**To be done:**
Look through the lines below and extract each one that contains "novembre".

[Data listing]
┌──

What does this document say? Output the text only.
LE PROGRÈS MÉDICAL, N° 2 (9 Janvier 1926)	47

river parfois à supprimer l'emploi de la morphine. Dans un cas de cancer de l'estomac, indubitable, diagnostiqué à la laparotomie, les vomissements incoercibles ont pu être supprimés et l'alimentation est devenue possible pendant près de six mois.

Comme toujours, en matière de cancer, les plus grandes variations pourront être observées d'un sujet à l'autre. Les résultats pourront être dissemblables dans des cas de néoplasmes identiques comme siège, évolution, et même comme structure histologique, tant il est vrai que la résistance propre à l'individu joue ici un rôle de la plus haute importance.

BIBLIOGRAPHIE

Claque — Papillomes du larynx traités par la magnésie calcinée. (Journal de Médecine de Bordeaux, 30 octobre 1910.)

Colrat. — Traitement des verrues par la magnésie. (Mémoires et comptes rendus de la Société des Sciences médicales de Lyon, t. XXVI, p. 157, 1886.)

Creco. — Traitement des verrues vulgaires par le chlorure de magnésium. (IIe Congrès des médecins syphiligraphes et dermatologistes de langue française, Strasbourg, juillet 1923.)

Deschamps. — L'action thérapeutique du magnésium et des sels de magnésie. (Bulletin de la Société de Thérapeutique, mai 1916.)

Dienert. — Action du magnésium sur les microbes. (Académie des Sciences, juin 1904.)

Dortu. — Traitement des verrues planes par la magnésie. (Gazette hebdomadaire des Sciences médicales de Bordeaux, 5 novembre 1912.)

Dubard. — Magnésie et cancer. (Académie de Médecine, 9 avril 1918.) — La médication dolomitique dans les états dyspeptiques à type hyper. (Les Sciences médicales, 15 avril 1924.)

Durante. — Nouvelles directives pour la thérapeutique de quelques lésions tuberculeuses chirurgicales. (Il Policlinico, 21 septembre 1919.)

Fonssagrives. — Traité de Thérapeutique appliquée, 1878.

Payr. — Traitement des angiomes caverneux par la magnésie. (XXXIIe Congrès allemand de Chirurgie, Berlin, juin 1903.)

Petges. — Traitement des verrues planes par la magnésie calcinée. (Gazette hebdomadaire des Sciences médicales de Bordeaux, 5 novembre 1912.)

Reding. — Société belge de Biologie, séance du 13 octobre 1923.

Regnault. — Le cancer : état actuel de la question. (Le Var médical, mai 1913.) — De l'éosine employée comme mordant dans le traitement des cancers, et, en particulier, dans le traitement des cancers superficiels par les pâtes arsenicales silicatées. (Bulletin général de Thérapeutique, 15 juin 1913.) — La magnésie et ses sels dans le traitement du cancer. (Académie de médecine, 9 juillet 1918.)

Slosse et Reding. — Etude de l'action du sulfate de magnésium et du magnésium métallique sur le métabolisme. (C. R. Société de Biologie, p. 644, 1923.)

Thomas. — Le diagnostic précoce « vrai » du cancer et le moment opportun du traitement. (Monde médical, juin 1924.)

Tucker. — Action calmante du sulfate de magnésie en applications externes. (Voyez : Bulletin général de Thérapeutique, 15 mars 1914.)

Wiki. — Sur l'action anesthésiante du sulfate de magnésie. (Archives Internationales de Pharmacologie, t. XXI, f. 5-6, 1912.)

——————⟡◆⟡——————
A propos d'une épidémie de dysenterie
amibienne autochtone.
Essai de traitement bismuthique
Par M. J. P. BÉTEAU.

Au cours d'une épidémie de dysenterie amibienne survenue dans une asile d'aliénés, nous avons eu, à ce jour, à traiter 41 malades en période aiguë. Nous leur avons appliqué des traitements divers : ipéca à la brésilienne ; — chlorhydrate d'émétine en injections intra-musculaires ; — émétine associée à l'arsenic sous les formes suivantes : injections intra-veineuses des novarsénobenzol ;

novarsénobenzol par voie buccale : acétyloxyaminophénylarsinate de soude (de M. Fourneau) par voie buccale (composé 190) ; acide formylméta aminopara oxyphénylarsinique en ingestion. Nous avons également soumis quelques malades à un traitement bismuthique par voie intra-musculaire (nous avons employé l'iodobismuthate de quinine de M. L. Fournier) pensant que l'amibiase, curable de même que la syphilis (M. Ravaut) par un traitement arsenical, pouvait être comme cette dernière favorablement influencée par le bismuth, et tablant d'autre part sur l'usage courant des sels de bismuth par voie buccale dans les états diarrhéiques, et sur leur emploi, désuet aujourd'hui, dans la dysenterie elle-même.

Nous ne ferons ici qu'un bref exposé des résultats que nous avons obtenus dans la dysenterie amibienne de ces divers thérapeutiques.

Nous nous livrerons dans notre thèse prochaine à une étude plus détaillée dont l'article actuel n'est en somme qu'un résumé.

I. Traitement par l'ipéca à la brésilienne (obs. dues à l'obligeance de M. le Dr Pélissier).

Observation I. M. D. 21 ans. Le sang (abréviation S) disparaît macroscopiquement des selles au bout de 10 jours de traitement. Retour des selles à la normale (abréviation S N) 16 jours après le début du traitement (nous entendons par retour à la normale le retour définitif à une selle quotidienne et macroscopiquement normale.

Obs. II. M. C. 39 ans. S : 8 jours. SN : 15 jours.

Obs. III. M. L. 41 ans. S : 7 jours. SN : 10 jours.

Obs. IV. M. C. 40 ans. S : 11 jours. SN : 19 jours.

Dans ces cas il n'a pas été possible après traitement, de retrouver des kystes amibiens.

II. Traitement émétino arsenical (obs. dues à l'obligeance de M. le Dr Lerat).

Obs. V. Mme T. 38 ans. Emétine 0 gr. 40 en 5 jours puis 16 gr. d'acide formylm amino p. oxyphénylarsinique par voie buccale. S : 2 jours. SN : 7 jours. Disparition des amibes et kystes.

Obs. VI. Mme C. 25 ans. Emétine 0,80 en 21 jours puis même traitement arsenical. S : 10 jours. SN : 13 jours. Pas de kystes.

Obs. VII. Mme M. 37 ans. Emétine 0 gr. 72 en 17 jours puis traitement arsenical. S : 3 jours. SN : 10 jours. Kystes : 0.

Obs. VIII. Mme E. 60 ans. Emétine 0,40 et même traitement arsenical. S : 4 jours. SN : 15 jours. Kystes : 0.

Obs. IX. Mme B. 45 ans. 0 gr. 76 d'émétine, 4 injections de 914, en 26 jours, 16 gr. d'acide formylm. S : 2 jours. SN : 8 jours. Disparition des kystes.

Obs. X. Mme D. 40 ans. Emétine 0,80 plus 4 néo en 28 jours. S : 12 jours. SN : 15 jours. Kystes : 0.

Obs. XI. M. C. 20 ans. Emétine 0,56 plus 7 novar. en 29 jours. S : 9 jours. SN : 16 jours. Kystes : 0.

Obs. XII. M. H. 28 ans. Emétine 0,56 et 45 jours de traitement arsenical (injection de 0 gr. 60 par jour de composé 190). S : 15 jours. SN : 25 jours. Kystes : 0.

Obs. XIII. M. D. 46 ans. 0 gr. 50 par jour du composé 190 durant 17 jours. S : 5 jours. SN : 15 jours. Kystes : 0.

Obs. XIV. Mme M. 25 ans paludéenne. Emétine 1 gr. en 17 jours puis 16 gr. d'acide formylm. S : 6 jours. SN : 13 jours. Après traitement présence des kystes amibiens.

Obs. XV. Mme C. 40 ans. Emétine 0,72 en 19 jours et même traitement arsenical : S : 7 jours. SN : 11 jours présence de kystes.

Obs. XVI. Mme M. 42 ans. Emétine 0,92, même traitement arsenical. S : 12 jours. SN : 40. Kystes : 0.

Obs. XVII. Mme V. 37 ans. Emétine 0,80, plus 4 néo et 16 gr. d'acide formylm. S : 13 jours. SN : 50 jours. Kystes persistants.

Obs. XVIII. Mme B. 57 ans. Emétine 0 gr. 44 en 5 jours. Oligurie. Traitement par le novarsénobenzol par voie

└──

**Exercise response:**
Dortu. — Traitement des verrues planes par la magnésie. (Gazette hebdomadaire des Sciences médicales de Bordeaux, 5 novembre 1912.)
Petges. — Traitement des verrues planes par la magnésie calcinée. (Gazette hebdomadaire des Sciences médicales de Bordeaux, 5 novembre 1912.)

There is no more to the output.